(Data excerpts)
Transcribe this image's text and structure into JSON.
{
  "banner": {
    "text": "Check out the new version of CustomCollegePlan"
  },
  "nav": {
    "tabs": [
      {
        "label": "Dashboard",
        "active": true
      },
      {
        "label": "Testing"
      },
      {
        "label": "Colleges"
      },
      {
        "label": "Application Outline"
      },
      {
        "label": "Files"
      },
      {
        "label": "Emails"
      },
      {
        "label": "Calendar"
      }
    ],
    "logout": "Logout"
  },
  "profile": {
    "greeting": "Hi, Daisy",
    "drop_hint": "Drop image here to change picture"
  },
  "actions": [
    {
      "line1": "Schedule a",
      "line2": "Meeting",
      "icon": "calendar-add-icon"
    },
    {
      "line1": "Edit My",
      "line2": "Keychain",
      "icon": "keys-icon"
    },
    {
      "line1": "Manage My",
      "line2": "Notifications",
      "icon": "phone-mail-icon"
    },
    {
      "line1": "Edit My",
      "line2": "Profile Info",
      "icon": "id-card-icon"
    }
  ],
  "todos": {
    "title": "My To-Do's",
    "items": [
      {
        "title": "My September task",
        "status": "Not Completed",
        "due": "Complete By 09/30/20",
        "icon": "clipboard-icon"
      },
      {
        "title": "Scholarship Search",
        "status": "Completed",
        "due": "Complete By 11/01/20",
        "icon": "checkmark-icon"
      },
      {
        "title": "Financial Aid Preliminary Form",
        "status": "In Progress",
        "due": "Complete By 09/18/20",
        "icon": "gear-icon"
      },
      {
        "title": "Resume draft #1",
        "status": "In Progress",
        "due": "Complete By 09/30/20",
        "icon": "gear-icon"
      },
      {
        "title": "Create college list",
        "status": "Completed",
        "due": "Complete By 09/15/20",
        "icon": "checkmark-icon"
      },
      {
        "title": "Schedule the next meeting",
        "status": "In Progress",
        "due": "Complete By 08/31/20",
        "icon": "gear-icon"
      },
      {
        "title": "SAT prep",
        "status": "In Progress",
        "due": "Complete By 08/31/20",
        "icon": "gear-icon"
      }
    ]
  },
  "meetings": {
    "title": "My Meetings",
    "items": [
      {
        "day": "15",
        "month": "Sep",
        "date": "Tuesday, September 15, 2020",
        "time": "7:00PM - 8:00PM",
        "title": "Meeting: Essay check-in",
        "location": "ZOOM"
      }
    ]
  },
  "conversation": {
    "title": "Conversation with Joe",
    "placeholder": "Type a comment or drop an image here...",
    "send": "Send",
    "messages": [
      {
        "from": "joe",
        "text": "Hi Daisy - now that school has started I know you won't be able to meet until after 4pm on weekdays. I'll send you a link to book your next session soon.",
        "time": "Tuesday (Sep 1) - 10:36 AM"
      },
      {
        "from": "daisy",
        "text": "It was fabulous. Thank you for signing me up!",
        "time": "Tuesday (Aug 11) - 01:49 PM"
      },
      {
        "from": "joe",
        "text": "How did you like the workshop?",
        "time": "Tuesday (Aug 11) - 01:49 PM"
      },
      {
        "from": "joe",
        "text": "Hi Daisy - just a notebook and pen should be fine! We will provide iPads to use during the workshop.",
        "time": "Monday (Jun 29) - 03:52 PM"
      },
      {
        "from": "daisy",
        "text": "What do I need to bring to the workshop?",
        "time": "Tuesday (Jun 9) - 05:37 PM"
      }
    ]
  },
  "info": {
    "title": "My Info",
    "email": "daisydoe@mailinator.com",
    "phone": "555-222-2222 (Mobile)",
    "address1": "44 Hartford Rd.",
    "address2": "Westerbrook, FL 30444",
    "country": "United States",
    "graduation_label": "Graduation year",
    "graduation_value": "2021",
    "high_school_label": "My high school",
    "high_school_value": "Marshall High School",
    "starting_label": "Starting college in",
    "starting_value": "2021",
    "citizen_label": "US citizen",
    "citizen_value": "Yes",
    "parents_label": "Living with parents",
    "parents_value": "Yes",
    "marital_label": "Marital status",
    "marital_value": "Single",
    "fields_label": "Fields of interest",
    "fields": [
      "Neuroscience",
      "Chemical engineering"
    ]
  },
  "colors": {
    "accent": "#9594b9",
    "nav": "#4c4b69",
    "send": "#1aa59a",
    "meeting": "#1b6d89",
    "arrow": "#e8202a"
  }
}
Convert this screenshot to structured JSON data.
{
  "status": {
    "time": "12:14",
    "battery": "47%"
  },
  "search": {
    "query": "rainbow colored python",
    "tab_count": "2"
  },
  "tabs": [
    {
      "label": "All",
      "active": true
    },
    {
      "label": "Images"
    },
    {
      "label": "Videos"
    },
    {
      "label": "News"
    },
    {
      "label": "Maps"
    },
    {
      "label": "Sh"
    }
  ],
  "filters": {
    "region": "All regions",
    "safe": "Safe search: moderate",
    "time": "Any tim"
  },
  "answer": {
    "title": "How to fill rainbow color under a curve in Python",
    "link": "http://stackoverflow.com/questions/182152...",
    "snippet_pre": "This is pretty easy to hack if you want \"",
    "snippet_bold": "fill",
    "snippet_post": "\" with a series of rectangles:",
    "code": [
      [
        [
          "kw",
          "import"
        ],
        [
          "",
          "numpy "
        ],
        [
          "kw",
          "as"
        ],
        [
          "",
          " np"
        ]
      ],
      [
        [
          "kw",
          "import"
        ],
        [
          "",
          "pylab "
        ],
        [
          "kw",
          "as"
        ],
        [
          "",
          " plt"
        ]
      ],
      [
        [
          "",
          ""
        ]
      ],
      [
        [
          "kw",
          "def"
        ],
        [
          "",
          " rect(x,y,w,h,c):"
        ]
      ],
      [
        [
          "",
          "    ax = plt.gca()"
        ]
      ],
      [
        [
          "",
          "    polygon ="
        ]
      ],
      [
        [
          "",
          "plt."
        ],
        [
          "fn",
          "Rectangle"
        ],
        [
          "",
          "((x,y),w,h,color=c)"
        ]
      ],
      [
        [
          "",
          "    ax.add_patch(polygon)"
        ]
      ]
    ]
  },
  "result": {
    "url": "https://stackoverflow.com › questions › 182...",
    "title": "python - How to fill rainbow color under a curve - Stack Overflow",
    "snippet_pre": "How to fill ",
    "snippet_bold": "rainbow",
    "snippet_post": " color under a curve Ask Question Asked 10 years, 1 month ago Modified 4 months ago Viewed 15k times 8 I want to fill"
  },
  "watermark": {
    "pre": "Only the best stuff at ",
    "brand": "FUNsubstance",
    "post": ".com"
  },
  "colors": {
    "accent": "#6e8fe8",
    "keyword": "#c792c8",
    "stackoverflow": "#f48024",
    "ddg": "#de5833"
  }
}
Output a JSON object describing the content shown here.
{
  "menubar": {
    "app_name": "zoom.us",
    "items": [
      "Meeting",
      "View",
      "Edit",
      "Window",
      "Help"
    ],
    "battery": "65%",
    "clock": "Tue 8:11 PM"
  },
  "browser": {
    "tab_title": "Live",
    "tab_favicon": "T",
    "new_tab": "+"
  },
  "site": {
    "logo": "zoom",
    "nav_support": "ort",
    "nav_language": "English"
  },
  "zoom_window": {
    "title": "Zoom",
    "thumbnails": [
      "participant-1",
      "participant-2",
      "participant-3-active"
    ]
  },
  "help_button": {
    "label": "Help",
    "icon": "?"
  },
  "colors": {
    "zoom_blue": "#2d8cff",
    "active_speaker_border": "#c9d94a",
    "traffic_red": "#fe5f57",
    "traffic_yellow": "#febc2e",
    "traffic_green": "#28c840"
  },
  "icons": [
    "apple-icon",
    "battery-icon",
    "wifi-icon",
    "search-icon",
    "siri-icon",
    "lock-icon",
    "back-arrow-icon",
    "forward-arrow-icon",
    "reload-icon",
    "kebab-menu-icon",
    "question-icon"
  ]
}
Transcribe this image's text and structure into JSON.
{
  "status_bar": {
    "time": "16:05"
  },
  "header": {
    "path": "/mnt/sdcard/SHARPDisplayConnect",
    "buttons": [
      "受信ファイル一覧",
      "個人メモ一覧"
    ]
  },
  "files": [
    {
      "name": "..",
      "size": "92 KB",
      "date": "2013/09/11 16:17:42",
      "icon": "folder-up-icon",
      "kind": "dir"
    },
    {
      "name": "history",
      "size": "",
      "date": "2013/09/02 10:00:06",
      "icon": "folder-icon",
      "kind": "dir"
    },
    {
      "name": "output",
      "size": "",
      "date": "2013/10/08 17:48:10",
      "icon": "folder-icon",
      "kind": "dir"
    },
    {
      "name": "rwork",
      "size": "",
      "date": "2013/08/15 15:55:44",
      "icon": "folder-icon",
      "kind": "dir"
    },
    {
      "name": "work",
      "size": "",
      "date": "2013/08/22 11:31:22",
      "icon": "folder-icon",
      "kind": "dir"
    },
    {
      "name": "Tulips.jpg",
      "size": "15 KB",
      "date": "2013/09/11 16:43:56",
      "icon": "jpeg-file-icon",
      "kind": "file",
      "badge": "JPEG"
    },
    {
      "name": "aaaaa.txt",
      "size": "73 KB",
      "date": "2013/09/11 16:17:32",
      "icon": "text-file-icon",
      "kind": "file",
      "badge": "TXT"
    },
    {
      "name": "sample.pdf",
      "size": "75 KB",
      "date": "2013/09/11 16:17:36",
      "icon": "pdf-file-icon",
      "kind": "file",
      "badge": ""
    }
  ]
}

TO BE DONE |
Above are lines of data; state how many of them contain the word "month", with no other output.

RESULT OF THIS TASK |
2